Records follow. Select each line holding "Cuál".

□ □ □ □ □

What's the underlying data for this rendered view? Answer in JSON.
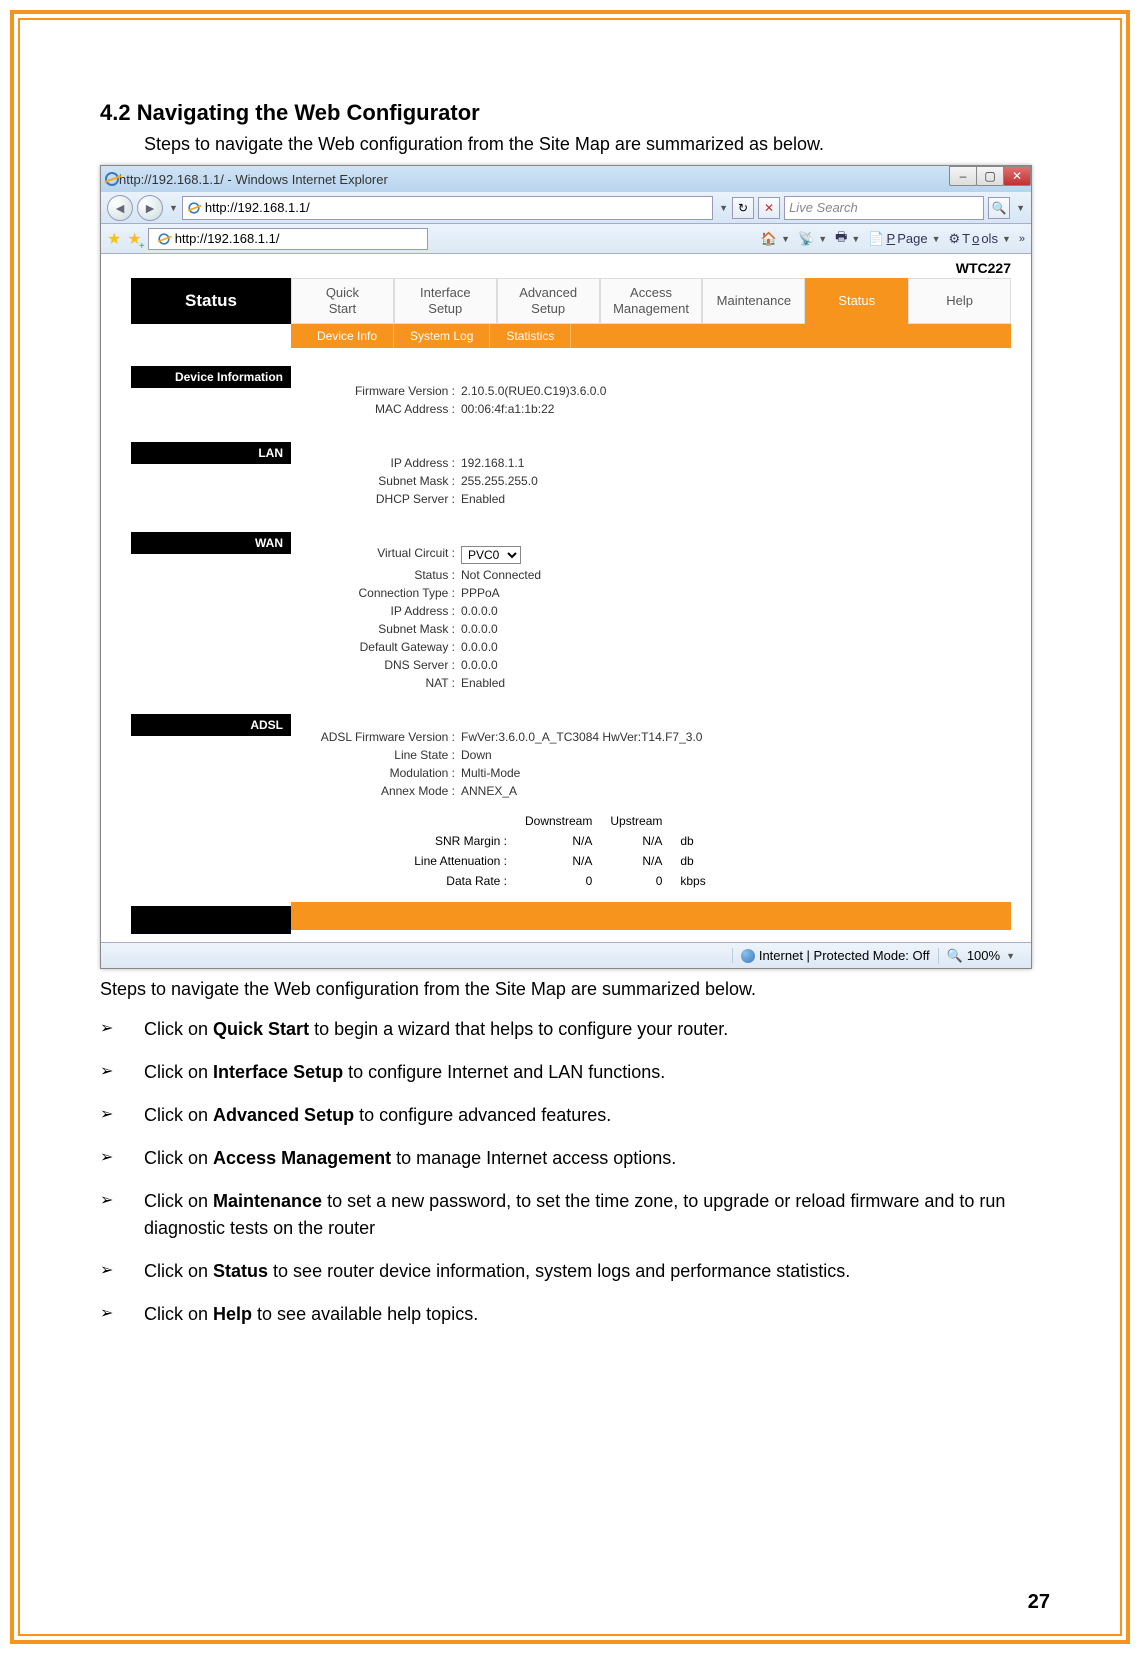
{
  "doc": {
    "section_heading": "4.2 Navigating the Web Configurator",
    "intro": "Steps to navigate the Web configuration from the Site Map are summarized as below.",
    "below_text": "Steps to navigate the Web configuration from the Site Map are summarized below.",
    "page_number": "27",
    "steps": [
      {
        "pre": "Click on ",
        "bold": "Quick Start",
        "post": " to begin a wizard that helps to configure your router."
      },
      {
        "pre": "Click on ",
        "bold": "Interface Setup",
        "post": " to configure Internet and LAN functions."
      },
      {
        "pre": "Click on ",
        "bold": "Advanced Setup",
        "post": " to configure advanced features."
      },
      {
        "pre": "Click on ",
        "bold": "Access Management",
        "post": " to manage Internet access options."
      },
      {
        "pre": "Click on ",
        "bold": "Maintenance",
        "post": " to set a new password, to set the time zone, to upgrade or reload firmware and to run diagnostic tests on the router"
      },
      {
        "pre": "Click on ",
        "bold": "Status",
        "post": " to see router device information, system logs and performance statistics."
      },
      {
        "pre": "Click on ",
        "bold": "Help",
        "post": " to see available help topics."
      }
    ]
  },
  "browser": {
    "title": "http://192.168.1.1/ - Windows Internet Explorer",
    "address": "http://192.168.1.1/",
    "tab_title": "http://192.168.1.1/",
    "search_placeholder": "Live Search",
    "toolbar": {
      "page": "Page",
      "tools": "Tools"
    },
    "statusbar": {
      "mode": "Internet | Protected Mode: Off",
      "zoom": "100%"
    }
  },
  "router": {
    "model": "WTC227",
    "topnav": [
      "Quick Start",
      "Interface Setup",
      "Advanced Setup",
      "Access Management",
      "Maintenance",
      "Status",
      "Help"
    ],
    "topnav_active_index": 5,
    "subnav": [
      "Device Info",
      "System Log",
      "Statistics"
    ],
    "status_label": "Status",
    "sections": {
      "device_info_label": "Device Information",
      "lan_label": "LAN",
      "wan_label": "WAN",
      "adsl_label": "ADSL"
    },
    "device_info": {
      "firmware_label": "Firmware Version :",
      "firmware": "2.10.5.0(RUE0.C19)3.6.0.0",
      "mac_label": "MAC Address :",
      "mac": "00:06:4f:a1:1b:22"
    },
    "lan": {
      "ip_label": "IP Address :",
      "ip": "192.168.1.1",
      "mask_label": "Subnet Mask :",
      "mask": "255.255.255.0",
      "dhcp_label": "DHCP Server :",
      "dhcp": "Enabled"
    },
    "wan": {
      "vc_label": "Virtual Circuit :",
      "vc": "PVC0",
      "status_label": "Status :",
      "status": "Not Connected",
      "ct_label": "Connection Type :",
      "ct": "PPPoA",
      "ip_label": "IP Address :",
      "ip": "0.0.0.0",
      "mask_label": "Subnet Mask :",
      "mask": "0.0.0.0",
      "gw_label": "Default Gateway :",
      "gw": "0.0.0.0",
      "dns_label": "DNS Server :",
      "dns": "0.0.0.0",
      "nat_label": "NAT :",
      "nat": "Enabled"
    },
    "adsl": {
      "fw_label": "ADSL Firmware Version :",
      "fw": "FwVer:3.6.0.0_A_TC3084 HwVer:T14.F7_3.0",
      "ls_label": "Line State :",
      "ls": "Down",
      "mod_label": "Modulation :",
      "mod": "Multi-Mode",
      "am_label": "Annex Mode :",
      "am": "ANNEX_A",
      "cols": {
        "ds": "Downstream",
        "us": "Upstream"
      },
      "rows": [
        {
          "label": "SNR Margin :",
          "ds": "N/A",
          "us": "N/A",
          "unit": "db"
        },
        {
          "label": "Line Attenuation :",
          "ds": "N/A",
          "us": "N/A",
          "unit": "db"
        },
        {
          "label": "Data Rate :",
          "ds": "0",
          "us": "0",
          "unit": "kbps"
        }
      ]
    }
  },
  "colors": {
    "orange": "#f7941d",
    "black": "#000000"
  }
}
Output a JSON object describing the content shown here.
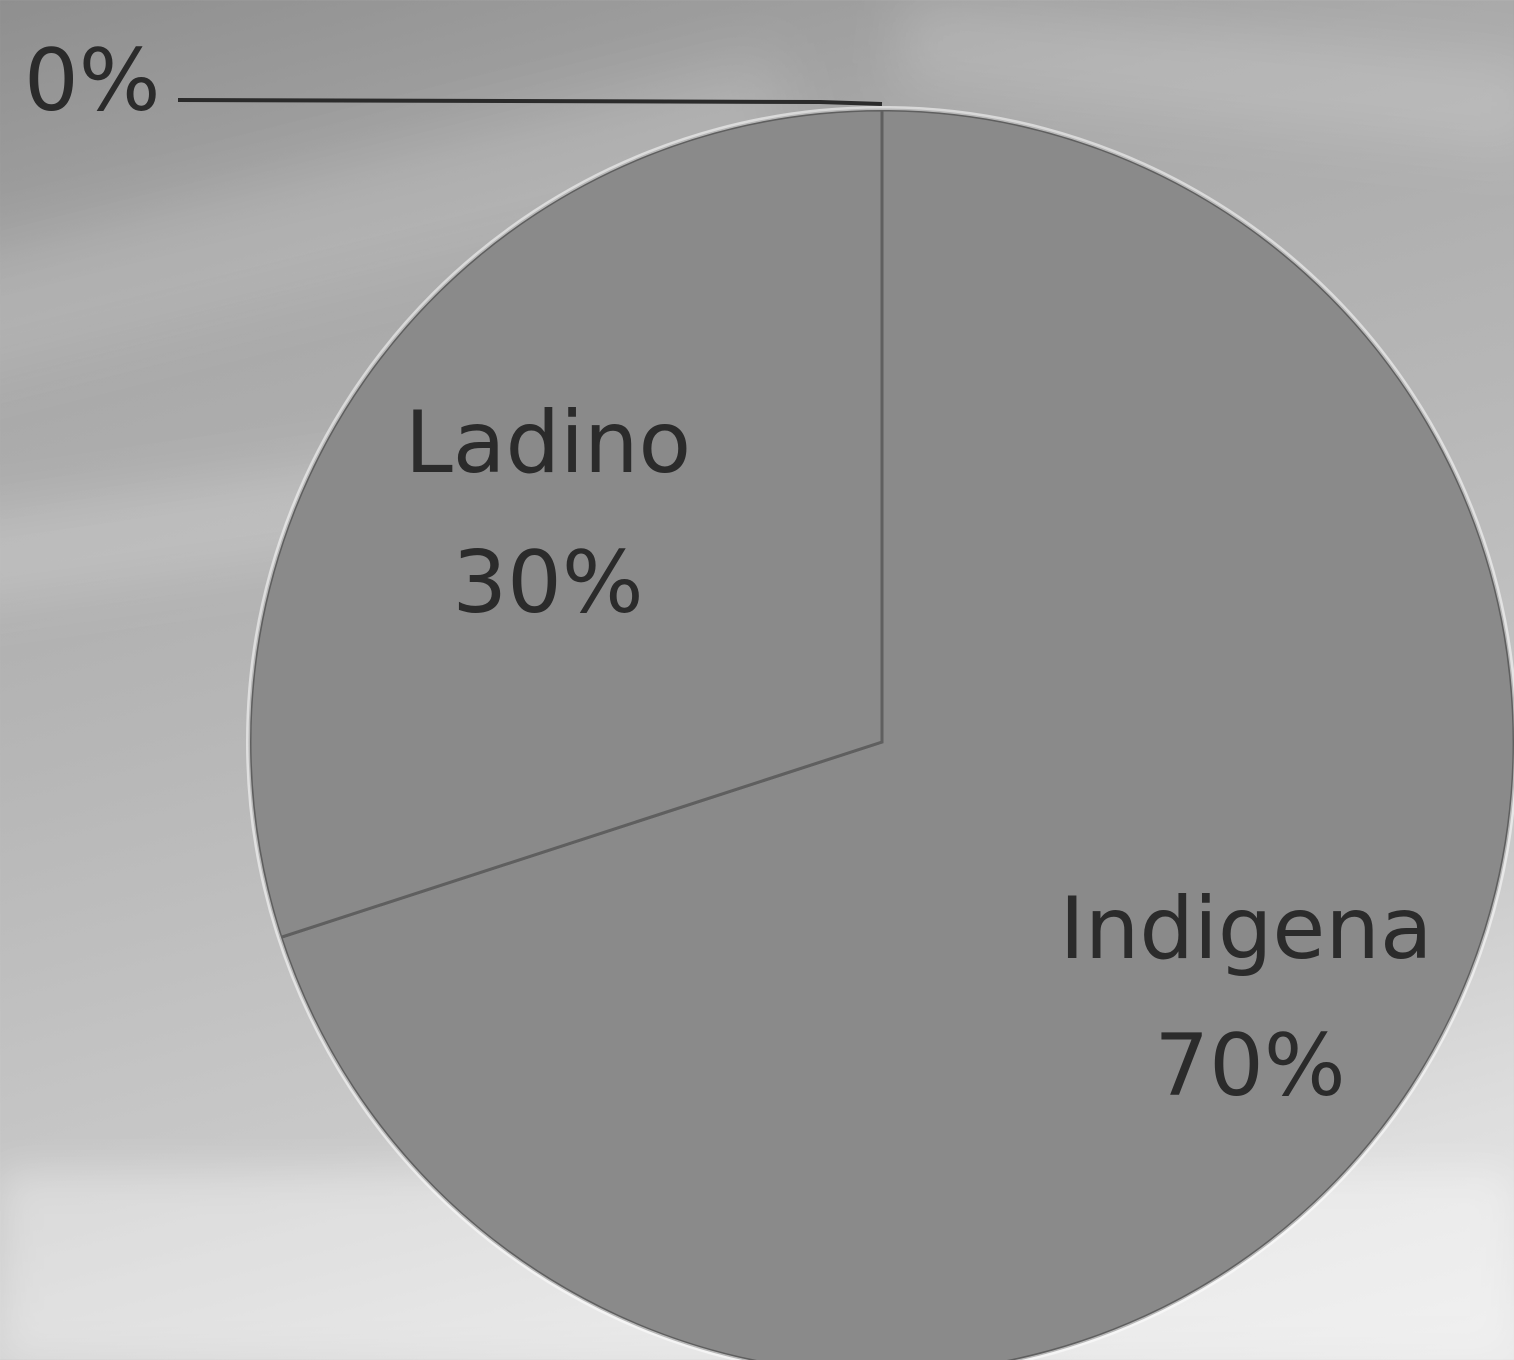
{
  "chart_data": {
    "type": "pie",
    "slices": [
      {
        "label": "Ladino",
        "value": 30,
        "percent_label": "30%"
      },
      {
        "label": "Indigena",
        "value": 70,
        "percent_label": "70%"
      },
      {
        "label": "",
        "value": 0,
        "percent_label": "0%"
      }
    ],
    "colors": {
      "slice_fill": "#8a8a8a",
      "slice_border": "#5f5f5f",
      "label_text": "#2b2b2b",
      "leader_line": "#2b2b2b"
    },
    "legend": "none"
  }
}
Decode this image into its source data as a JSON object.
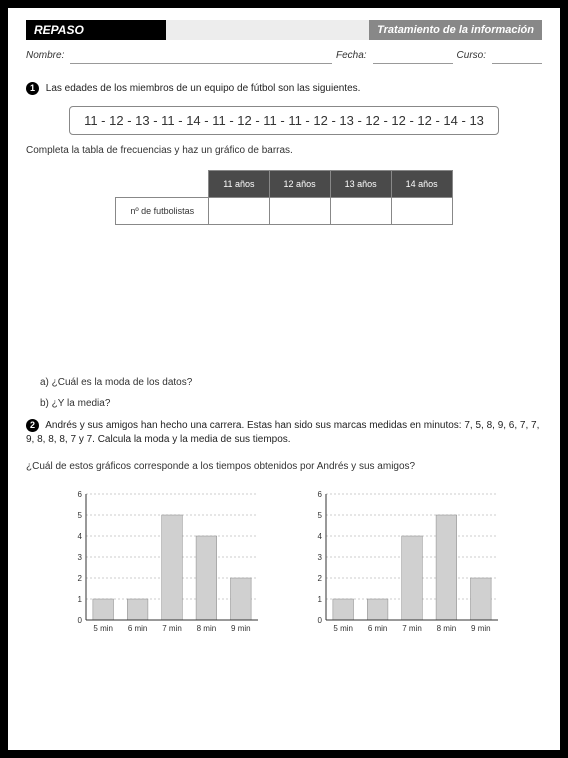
{
  "header": {
    "left": "REPASO",
    "right": "Tratamiento de la información"
  },
  "nameline": {
    "nombre": "Nombre:",
    "fecha": "Fecha:",
    "curso": "Curso:"
  },
  "q1": {
    "num": "1",
    "text": "Las edades de los miembros de un equipo de fútbol son las siguientes.",
    "data": "11 - 12 - 13 - 11 - 14 - 11 - 12 - 11 - 11 - 12 - 13 - 12 - 12 - 12 - 14 - 13",
    "instruction": "Completa la tabla de frecuencias y haz un gráfico de barras.",
    "table": {
      "headers": [
        "11 años",
        "12 años",
        "13 años",
        "14 años"
      ],
      "rowlabel": "nº de futbolistas"
    },
    "sub_a": "a)   ¿Cuál es la moda de los datos?",
    "sub_b": "b)   ¿Y la media?"
  },
  "q2": {
    "num": "2",
    "text": "Andrés y sus amigos han hecho una carrera. Estas han sido sus marcas medidas en minutos: 7, 5, 8, 9, 6, 7, 7, 9, 8, 8, 8, 7 y 7. Calcula la moda y la media de sus tiempos.",
    "sub": "¿Cuál de estos gráficos corresponde a los tiempos obtenidos por Andrés y sus amigos?"
  },
  "chartA": {
    "categories": [
      "5 min",
      "6 min",
      "7 min",
      "8 min",
      "9 min"
    ],
    "values": [
      1,
      1,
      5,
      4,
      2
    ],
    "ylim": [
      0,
      6
    ],
    "ytick_step": 1,
    "bar_color": "#d0d0d0",
    "grid_color": "#999999"
  },
  "chartB": {
    "categories": [
      "5 min",
      "6 min",
      "7 min",
      "8 min",
      "9 min"
    ],
    "values": [
      1,
      1,
      4,
      5,
      2
    ],
    "ylim": [
      0,
      6
    ],
    "ytick_step": 1,
    "bar_color": "#d0d0d0",
    "grid_color": "#999999"
  }
}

□ □ □ □ □

> _ANSWER IN FULL_:
    "sub_a": "a)   ¿Cuál es la moda de los datos?",
    "sub": "¿Cuál de estos gráficos corresponde a los tiempos obtenidos por Andrés y sus amigos?"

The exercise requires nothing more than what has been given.